Requirement =
Write the records out again exactly, leaving no images in.

Extracted data entries =
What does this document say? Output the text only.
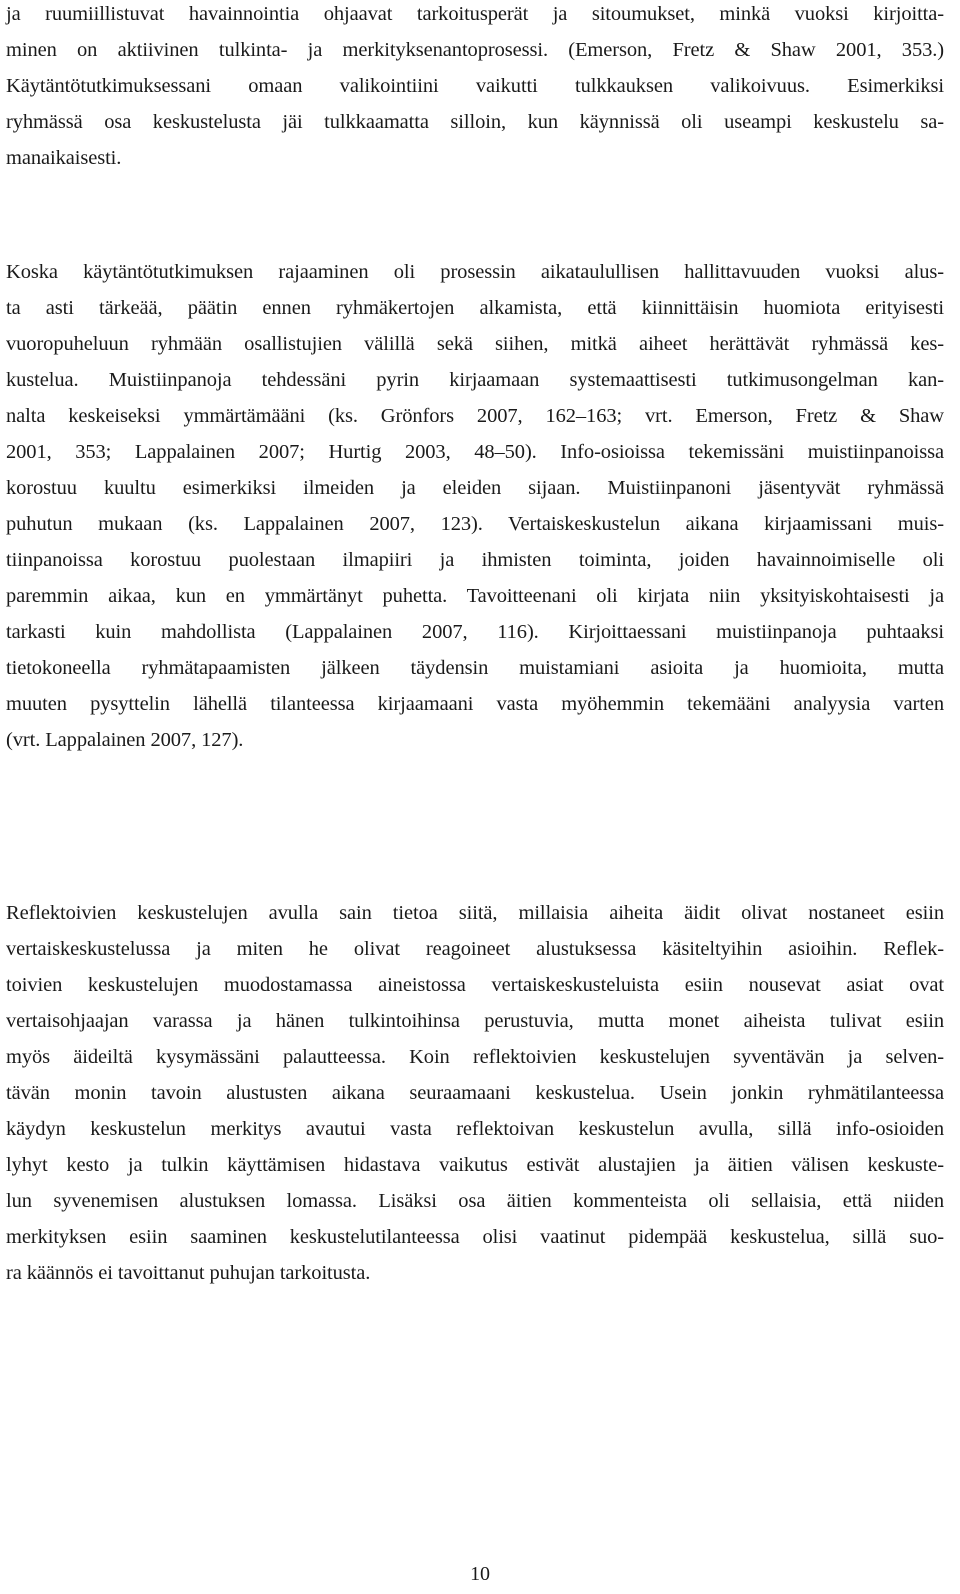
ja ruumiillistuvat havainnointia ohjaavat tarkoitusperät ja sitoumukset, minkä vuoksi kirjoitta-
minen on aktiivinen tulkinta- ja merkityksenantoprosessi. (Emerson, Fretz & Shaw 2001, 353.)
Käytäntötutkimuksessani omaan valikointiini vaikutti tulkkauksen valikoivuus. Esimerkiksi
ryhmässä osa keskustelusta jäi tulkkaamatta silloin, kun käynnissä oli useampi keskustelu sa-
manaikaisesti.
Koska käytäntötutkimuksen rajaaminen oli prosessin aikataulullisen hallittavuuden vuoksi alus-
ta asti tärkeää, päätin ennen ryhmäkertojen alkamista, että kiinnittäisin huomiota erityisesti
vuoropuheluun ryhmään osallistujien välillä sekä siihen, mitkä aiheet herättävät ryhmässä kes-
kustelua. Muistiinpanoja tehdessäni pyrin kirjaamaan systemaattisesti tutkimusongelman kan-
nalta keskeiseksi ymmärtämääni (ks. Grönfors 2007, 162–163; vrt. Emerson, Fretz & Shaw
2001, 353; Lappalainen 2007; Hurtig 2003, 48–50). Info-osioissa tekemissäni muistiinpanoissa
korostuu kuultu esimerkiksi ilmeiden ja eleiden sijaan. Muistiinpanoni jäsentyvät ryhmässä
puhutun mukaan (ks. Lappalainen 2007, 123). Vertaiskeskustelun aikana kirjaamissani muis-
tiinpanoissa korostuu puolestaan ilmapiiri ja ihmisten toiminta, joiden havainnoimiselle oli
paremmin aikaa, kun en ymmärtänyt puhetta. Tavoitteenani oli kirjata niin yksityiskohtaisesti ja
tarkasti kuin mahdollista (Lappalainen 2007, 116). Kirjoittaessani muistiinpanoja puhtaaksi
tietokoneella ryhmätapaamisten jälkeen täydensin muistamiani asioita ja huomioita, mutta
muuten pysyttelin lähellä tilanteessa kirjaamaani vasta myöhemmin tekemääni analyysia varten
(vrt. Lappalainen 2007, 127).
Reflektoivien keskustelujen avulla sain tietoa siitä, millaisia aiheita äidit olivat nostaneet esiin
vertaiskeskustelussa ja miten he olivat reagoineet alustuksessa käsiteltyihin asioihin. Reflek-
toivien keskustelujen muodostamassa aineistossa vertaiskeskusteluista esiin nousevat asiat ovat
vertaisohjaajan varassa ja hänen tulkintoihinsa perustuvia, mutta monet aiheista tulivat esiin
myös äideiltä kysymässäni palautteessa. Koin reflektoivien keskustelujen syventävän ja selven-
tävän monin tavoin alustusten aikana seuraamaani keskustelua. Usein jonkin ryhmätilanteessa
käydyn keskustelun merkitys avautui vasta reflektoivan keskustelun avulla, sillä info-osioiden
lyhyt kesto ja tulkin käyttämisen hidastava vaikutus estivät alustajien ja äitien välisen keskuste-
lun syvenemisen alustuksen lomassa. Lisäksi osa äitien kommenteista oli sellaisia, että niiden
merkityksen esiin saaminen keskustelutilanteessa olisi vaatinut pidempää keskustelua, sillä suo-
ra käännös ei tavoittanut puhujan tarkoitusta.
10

Result of this task =
What does this document say? Output the text only.
ja ruumiillistuvat havainnointia ohjaavat tarkoitusperät ja sitoumukset, minkä vuoksi kirjoitta-
minen on aktiivinen tulkinta- ja merkityksenantoprosessi. (Emerson, Fretz & Shaw 2001, 353.)
Käytäntötutkimuksessani omaan valikointiini vaikutti tulkkauksen valikoivuus. Esimerkiksi
ryhmässä osa keskustelusta jäi tulkkaamatta silloin, kun käynnissä oli useampi keskustelu sa-
manaikaisesti.
Koska käytäntötutkimuksen rajaaminen oli prosessin aikataulullisen hallittavuuden vuoksi alus-
ta asti tärkeää, päätin ennen ryhmäkertojen alkamista, että kiinnittäisin huomiota erityisesti
vuoropuheluun ryhmään osallistujien välillä sekä siihen, mitkä aiheet herättävät ryhmässä kes-
kustelua. Muistiinpanoja tehdessäni pyrin kirjaamaan systemaattisesti tutkimusongelman kan-
nalta keskeiseksi ymmärtämääni (ks. Grönfors 2007, 162–163; vrt. Emerson, Fretz & Shaw
2001, 353; Lappalainen 2007; Hurtig 2003, 48–50). Info-osioissa tekemissäni muistiinpanoissa
korostuu kuultu esimerkiksi ilmeiden ja eleiden sijaan. Muistiinpanoni jäsentyvät ryhmässä
puhutun mukaan (ks. Lappalainen 2007, 123). Vertaiskeskustelun aikana kirjaamissani muis-
tiinpanoissa korostuu puolestaan ilmapiiri ja ihmisten toiminta, joiden havainnoimiselle oli
paremmin aikaa, kun en ymmärtänyt puhetta. Tavoitteenani oli kirjata niin yksityiskohtaisesti ja
tarkasti kuin mahdollista (Lappalainen 2007, 116). Kirjoittaessani muistiinpanoja puhtaaksi
tietokoneella ryhmätapaamisten jälkeen täydensin muistamiani asioita ja huomioita, mutta
muuten pysyttelin lähellä tilanteessa kirjaamaani vasta myöhemmin tekemääni analyysia varten
(vrt. Lappalainen 2007, 127).
Reflektoivien keskustelujen avulla sain tietoa siitä, millaisia aiheita äidit olivat nostaneet esiin
vertaiskeskustelussa ja miten he olivat reagoineet alustuksessa käsiteltyihin asioihin. Reflek-
toivien keskustelujen muodostamassa aineistossa vertaiskeskusteluista esiin nousevat asiat ovat
vertaisohjaajan varassa ja hänen tulkintoihinsa perustuvia, mutta monet aiheista tulivat esiin
myös äideiltä kysymässäni palautteessa. Koin reflektoivien keskustelujen syventävän ja selven-
tävän monin tavoin alustusten aikana seuraamaani keskustelua. Usein jonkin ryhmätilanteessa
käydyn keskustelun merkitys avautui vasta reflektoivan keskustelun avulla, sillä info-osioiden
lyhyt kesto ja tulkin käyttämisen hidastava vaikutus estivät alustajien ja äitien välisen keskuste-
lun syvenemisen alustuksen lomassa. Lisäksi osa äitien kommenteista oli sellaisia, että niiden
merkityksen esiin saaminen keskustelutilanteessa olisi vaatinut pidempää keskustelua, sillä suo-
ra käännös ei tavoittanut puhujan tarkoitusta.
10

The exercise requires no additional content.